Text segment.
Content starts
Re: Confused about NSTrackingAreas with autoscroll
Re: Confused about NSTrackingAreas with autoscroll
- Subject: Re: Confused about NSTrackingAreas with autoscroll
- From: Quincey Morris <email@hidden>
- Date: Tue, 3 Feb 2009 15:25:50 -0800
On Feb 3, 2009, at 14:14, Luke Evans wrote:
This really looks like the tracking areas established on the view
when the original mouse down event (that starts the drag) are cached
and remain in play during the drag operation.
Can anyone confirm if this is the case?
I've never seen anything to support this, though it may be so. If you
want to be certain, I guess you're going to have to log or otherwise
capture the addresses of your tracking area objects when you create
them, and compare them with the owning tracking area that you can get
out of the NSEvent when the relevant event (mouseEntered?) occurs.
Overtly updating the tracking areas after calling '-autoscroll:' by
directly calling -updateTrackingAreas on the table, does not seem to
affect what tracking areas fire events so long as I remain in the
drag. Everything returns to normal as soon as the drag operation
completes.
Content ends
Instructions for the task. Pick up the mailing-list reply about NSTrackingAreas and autoscroll above, starting right after its last sentence.

Provided information.
Content starts
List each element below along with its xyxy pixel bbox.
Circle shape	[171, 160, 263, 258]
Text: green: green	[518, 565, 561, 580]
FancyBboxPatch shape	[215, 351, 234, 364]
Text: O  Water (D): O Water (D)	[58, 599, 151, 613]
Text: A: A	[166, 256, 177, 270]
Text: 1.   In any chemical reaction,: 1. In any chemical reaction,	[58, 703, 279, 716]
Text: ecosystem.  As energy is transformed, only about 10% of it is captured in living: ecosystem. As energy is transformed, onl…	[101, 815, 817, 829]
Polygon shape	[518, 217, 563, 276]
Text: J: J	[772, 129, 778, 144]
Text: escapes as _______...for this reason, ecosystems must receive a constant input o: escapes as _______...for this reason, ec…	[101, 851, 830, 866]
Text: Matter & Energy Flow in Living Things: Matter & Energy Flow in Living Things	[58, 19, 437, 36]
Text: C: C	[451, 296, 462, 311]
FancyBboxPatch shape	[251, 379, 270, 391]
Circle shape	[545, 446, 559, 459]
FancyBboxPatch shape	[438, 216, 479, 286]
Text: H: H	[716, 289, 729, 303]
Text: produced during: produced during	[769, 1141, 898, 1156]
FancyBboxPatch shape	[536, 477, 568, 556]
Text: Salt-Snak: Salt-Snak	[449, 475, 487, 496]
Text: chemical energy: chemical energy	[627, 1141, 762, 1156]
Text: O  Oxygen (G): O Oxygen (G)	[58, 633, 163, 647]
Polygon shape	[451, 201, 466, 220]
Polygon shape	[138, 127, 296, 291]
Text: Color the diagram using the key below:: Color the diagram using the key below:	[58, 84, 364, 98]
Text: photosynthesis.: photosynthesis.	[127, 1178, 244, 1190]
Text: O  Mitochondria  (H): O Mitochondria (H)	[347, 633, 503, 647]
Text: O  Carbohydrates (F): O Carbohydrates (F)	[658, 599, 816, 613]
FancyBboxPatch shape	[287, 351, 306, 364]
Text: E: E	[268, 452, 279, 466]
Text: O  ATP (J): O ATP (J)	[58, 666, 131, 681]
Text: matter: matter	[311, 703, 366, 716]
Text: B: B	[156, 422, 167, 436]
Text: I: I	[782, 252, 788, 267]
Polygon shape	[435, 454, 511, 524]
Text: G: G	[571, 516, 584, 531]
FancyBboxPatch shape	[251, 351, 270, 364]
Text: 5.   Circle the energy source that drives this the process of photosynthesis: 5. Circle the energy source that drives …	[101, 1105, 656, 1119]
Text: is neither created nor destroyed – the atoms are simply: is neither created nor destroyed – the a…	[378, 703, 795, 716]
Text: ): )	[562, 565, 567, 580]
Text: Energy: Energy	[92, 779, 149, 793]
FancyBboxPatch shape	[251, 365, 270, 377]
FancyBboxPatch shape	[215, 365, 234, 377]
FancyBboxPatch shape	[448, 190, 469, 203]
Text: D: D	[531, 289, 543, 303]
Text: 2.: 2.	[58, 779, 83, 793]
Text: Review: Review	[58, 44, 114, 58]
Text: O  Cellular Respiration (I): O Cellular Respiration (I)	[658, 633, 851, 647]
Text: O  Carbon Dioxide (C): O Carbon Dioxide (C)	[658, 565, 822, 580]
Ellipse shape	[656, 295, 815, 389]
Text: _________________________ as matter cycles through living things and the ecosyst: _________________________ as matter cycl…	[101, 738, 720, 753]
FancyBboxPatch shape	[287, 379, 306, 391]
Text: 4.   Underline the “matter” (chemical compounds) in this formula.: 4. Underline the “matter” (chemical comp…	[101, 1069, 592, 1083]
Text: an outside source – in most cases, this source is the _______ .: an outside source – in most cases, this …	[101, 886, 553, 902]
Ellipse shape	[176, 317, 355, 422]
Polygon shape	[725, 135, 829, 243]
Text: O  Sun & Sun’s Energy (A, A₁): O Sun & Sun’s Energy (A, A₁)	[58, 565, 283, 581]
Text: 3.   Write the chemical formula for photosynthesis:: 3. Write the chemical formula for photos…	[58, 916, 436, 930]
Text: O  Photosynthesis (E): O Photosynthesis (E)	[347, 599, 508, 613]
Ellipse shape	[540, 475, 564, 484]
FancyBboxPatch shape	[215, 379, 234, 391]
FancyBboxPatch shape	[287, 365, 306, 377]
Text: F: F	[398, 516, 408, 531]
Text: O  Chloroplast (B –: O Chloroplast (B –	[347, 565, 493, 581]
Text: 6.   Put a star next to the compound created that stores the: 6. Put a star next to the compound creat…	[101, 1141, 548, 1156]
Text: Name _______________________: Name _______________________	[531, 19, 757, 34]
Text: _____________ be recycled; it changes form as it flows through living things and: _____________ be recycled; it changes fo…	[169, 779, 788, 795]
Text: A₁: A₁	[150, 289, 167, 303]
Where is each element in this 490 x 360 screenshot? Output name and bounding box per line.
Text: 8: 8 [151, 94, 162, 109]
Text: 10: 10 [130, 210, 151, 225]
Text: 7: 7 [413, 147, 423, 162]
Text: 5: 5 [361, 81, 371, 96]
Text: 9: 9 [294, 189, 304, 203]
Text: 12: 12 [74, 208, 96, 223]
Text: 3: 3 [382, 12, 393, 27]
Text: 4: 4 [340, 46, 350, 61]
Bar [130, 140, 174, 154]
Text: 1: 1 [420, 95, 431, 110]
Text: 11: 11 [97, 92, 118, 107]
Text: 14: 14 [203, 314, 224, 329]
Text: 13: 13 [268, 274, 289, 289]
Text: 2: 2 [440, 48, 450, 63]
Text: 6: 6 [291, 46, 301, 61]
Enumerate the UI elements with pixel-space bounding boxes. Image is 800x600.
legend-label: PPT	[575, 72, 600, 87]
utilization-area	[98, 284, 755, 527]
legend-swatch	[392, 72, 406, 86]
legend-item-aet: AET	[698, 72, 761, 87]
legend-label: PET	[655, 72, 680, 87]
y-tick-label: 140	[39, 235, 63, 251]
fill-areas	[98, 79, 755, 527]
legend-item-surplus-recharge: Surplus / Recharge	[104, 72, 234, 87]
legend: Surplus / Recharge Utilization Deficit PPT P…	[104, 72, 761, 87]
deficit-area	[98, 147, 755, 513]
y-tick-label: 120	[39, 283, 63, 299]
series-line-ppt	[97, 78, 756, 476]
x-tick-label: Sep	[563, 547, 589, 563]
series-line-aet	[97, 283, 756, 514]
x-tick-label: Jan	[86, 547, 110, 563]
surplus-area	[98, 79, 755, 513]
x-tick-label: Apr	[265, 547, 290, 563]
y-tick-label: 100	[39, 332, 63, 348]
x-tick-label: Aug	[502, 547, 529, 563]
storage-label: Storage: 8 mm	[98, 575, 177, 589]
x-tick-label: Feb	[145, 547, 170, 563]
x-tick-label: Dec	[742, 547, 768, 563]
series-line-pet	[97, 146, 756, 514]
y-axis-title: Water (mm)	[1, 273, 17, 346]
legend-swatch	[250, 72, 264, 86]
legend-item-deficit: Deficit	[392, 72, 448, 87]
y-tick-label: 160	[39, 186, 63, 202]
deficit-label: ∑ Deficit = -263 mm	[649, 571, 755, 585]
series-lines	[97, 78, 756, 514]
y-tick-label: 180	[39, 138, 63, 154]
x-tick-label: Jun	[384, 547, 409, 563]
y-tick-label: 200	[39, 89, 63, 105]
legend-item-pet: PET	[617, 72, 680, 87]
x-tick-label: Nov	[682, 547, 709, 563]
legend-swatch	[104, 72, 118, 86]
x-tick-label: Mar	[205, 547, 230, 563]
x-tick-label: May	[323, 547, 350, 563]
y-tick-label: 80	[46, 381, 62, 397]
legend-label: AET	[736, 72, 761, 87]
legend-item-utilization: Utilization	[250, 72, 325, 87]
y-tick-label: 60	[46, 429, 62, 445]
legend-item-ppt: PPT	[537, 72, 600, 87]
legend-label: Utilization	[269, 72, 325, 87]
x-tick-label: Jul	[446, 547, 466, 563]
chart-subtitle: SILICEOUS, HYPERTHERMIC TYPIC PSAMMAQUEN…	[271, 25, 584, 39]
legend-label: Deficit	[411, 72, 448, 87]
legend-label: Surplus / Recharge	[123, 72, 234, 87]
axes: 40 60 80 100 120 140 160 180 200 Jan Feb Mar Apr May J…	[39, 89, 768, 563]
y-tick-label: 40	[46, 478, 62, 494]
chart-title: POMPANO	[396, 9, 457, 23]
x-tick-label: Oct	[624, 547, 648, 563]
Content ends
Task response.
The evidence you've cited so far only points to the tracking area
being in the "wrong" place, not necessarily to it being the wrong
tracking area. I'm inclined to think that the misbehavior is an
artifact of view coordinate systems. If the coordinates of a tracking
area are specified in local coordinates of the table view, then the
actual position in the window is affected by the relationship of the
table view bounds to its frame; of the table view frame to the clip
view bounds; of the clip view bounds to the clip view frame; of the
clip view frame to the scroll view bounds; of the scroll view bounds
to the scroll view frame; of the scroll view frame to its superview
bounds (probably the window content view).
Out of those, the clip view bounds and frame are the ones that will
change outside your control. And, one or other must change in the
middle of your code, when you call autoscroll. And, it's not totally
impossible that the table view is changing its own bounds origin
(though that seems unlikely).
I have to admit, on the couple of occasions when I needed to figure
out coordinate systems around autoscroll, I did not have the fortitude
to discover the why of it, I just tried adding and subtracting offsets
till it seemed to work, then moved on.